• Set task: Write out the entries below once more, exactly, with the pictures left out.

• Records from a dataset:
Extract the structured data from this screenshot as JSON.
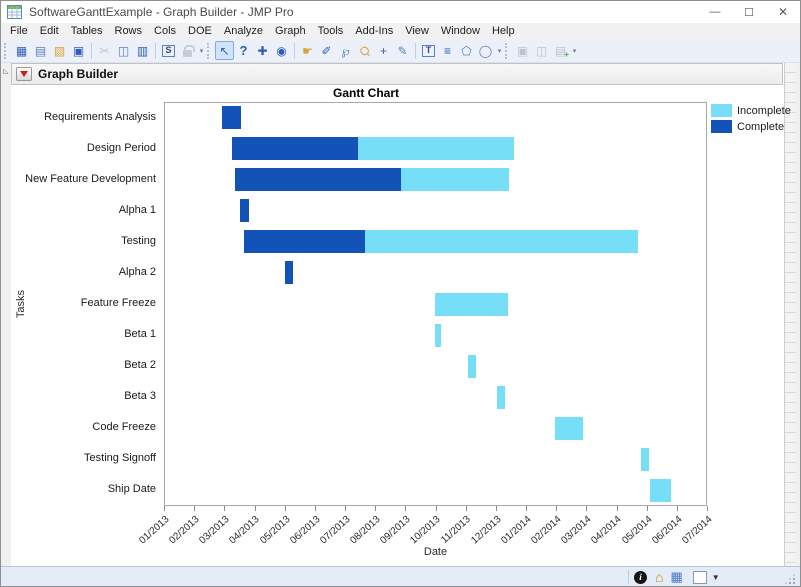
{
  "window": {
    "title": "SoftwareGanttExample - Graph Builder - JMP Pro",
    "controls": {
      "minimize": "—",
      "maximize": "☐",
      "close": "✕"
    }
  },
  "menu": {
    "items": [
      "File",
      "Edit",
      "Tables",
      "Rows",
      "Cols",
      "DOE",
      "Analyze",
      "Graph",
      "Tools",
      "Add-Ins",
      "View",
      "Window",
      "Help"
    ]
  },
  "toolbar": {
    "icons": {
      "new_journal": "▦",
      "export": "▤",
      "open": "▧",
      "save": "▣",
      "cut": "✂",
      "copy": "◫",
      "paste": "▥",
      "script": "S",
      "arrow_tool": "↖",
      "help_tool": "?",
      "move_tool": "✚",
      "target_tool": "◉",
      "hand_tool": "☛",
      "brush_tool": "✐",
      "lasso_tool": "℘",
      "magnifier_tool": "Ϙ",
      "crosshair_tool": "+",
      "eraser_tool": "✎",
      "text_annotate": "T",
      "line_annotate": "≡",
      "polygon_annotate": "⬠",
      "oval_annotate": "◯",
      "save_journal": "▣",
      "paste_special": "◫",
      "new_script": "▤",
      "new_script_plus": "+",
      "dropdown": "▾"
    }
  },
  "outline": {
    "header_title": "Graph Builder",
    "disclosure_glyph": "⊿"
  },
  "chart_data": {
    "type": "bar",
    "subtype": "gantt",
    "title": "Gantt Chart",
    "xlabel": "Date",
    "ylabel": "Tasks",
    "x_range": [
      "2013-01-01",
      "2014-07-01"
    ],
    "x_tick_labels": [
      "01/2013",
      "02/2013",
      "03/2013",
      "04/2013",
      "05/2013",
      "06/2013",
      "07/2013",
      "08/2013",
      "09/2013",
      "10/2013",
      "11/2013",
      "12/2013",
      "01/2014",
      "02/2014",
      "03/2014",
      "04/2014",
      "05/2014",
      "06/2014",
      "07/2014"
    ],
    "legend": [
      {
        "label": "Incomplete",
        "color": "#76dff7"
      },
      {
        "label": "Complete",
        "color": "#1353b8"
      }
    ],
    "tasks": [
      {
        "label": "Requirements Analysis",
        "start": "2013-02-28",
        "complete_until": "2013-03-19",
        "end": "2013-03-19"
      },
      {
        "label": "Design Period",
        "start": "2013-03-10",
        "complete_until": "2013-07-15",
        "end": "2013-12-19"
      },
      {
        "label": "New Feature Development",
        "start": "2013-03-13",
        "complete_until": "2013-08-27",
        "end": "2013-12-14"
      },
      {
        "label": "Alpha 1",
        "start": "2013-03-18",
        "complete_until": "2013-03-27",
        "end": "2013-03-27"
      },
      {
        "label": "Testing",
        "start": "2013-03-22",
        "complete_until": "2013-07-22",
        "end": "2014-04-23"
      },
      {
        "label": "Alpha 2",
        "start": "2013-05-03",
        "complete_until": "2013-05-11",
        "end": "2013-05-11"
      },
      {
        "label": "Feature Freeze",
        "start": "2013-09-30",
        "complete_until": "2013-09-30",
        "end": "2013-12-13"
      },
      {
        "label": "Beta 1",
        "start": "2013-09-30",
        "complete_until": "2013-09-30",
        "end": "2013-10-07"
      },
      {
        "label": "Beta 2",
        "start": "2013-11-03",
        "complete_until": "2013-11-03",
        "end": "2013-11-11"
      },
      {
        "label": "Beta 3",
        "start": "2013-12-02",
        "complete_until": "2013-12-02",
        "end": "2013-12-10"
      },
      {
        "label": "Code Freeze",
        "start": "2014-01-29",
        "complete_until": "2014-01-29",
        "end": "2014-02-26"
      },
      {
        "label": "Testing Signoff",
        "start": "2014-04-26",
        "complete_until": "2014-04-26",
        "end": "2014-05-04"
      },
      {
        "label": "Ship Date",
        "start": "2014-05-05",
        "complete_until": "2014-05-05",
        "end": "2014-05-26"
      }
    ]
  },
  "statusbar": {
    "info_glyph": "i",
    "home_glyph": "⌂",
    "table_glyph": "▦",
    "caret_glyph": "▼"
  }
}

• Solution for this exercise:
Extract the structured data from this screenshot as JSON.
{
  "window": {
    "title": "SoftwareGanttExample - Graph Builder - JMP Pro",
    "controls": {
      "minimize": "—",
      "maximize": "☐",
      "close": "✕"
    }
  },
  "menu": {
    "items": [
      "File",
      "Edit",
      "Tables",
      "Rows",
      "Cols",
      "DOE",
      "Analyze",
      "Graph",
      "Tools",
      "Add-Ins",
      "View",
      "Window",
      "Help"
    ]
  },
  "toolbar": {
    "icons": {
      "new_journal": "▦",
      "export": "▤",
      "open": "▧",
      "save": "▣",
      "cut": "✂",
      "copy": "◫",
      "paste": "▥",
      "script": "S",
      "arrow_tool": "↖",
      "help_tool": "?",
      "move_tool": "✚",
      "target_tool": "◉",
      "hand_tool": "☛",
      "brush_tool": "✐",
      "lasso_tool": "℘",
      "magnifier_tool": "Ϙ",
      "crosshair_tool": "+",
      "eraser_tool": "✎",
      "text_annotate": "T",
      "line_annotate": "≡",
      "polygon_annotate": "⬠",
      "oval_annotate": "◯",
      "save_journal": "▣",
      "paste_special": "◫",
      "new_script": "▤",
      "new_script_plus": "+",
      "dropdown": "▾"
    }
  },
  "outline": {
    "header_title": "Graph Builder",
    "disclosure_glyph": "⊿"
  },
  "chart_data": {
    "type": "bar",
    "subtype": "gantt",
    "title": "Gantt Chart",
    "xlabel": "Date",
    "ylabel": "Tasks",
    "x_range": [
      "2013-01-01",
      "2014-07-01"
    ],
    "x_tick_labels": [
      "01/2013",
      "02/2013",
      "03/2013",
      "04/2013",
      "05/2013",
      "06/2013",
      "07/2013",
      "08/2013",
      "09/2013",
      "10/2013",
      "11/2013",
      "12/2013",
      "01/2014",
      "02/2014",
      "03/2014",
      "04/2014",
      "05/2014",
      "06/2014",
      "07/2014"
    ],
    "legend": [
      {
        "label": "Incomplete",
        "color": "#76dff7"
      },
      {
        "label": "Complete",
        "color": "#1353b8"
      }
    ],
    "tasks": [
      {
        "label": "Requirements Analysis",
        "start": "2013-02-28",
        "complete_until": "2013-03-19",
        "end": "2013-03-19"
      },
      {
        "label": "Design Period",
        "start": "2013-03-10",
        "complete_until": "2013-07-15",
        "end": "2013-12-19"
      },
      {
        "label": "New Feature Development",
        "start": "2013-03-13",
        "complete_until": "2013-08-27",
        "end": "2013-12-14"
      },
      {
        "label": "Alpha 1",
        "start": "2013-03-18",
        "complete_until": "2013-03-27",
        "end": "2013-03-27"
      },
      {
        "label": "Testing",
        "start": "2013-03-22",
        "complete_until": "2013-07-22",
        "end": "2014-04-23"
      },
      {
        "label": "Alpha 2",
        "start": "2013-05-03",
        "complete_until": "2013-05-11",
        "end": "2013-05-11"
      },
      {
        "label": "Feature Freeze",
        "start": "2013-09-30",
        "complete_until": "2013-09-30",
        "end": "2013-12-13"
      },
      {
        "label": "Beta 1",
        "start": "2013-09-30",
        "complete_until": "2013-09-30",
        "end": "2013-10-07"
      },
      {
        "label": "Beta 2",
        "start": "2013-11-03",
        "complete_until": "2013-11-03",
        "end": "2013-11-11"
      },
      {
        "label": "Beta 3",
        "start": "2013-12-02",
        "complete_until": "2013-12-02",
        "end": "2013-12-10"
      },
      {
        "label": "Code Freeze",
        "start": "2014-01-29",
        "complete_until": "2014-01-29",
        "end": "2014-02-26"
      },
      {
        "label": "Testing Signoff",
        "start": "2014-04-26",
        "complete_until": "2014-04-26",
        "end": "2014-05-04"
      },
      {
        "label": "Ship Date",
        "start": "2014-05-05",
        "complete_until": "2014-05-05",
        "end": "2014-05-26"
      }
    ]
  },
  "statusbar": {
    "info_glyph": "i",
    "home_glyph": "⌂",
    "table_glyph": "▦",
    "caret_glyph": "▼"
  }
}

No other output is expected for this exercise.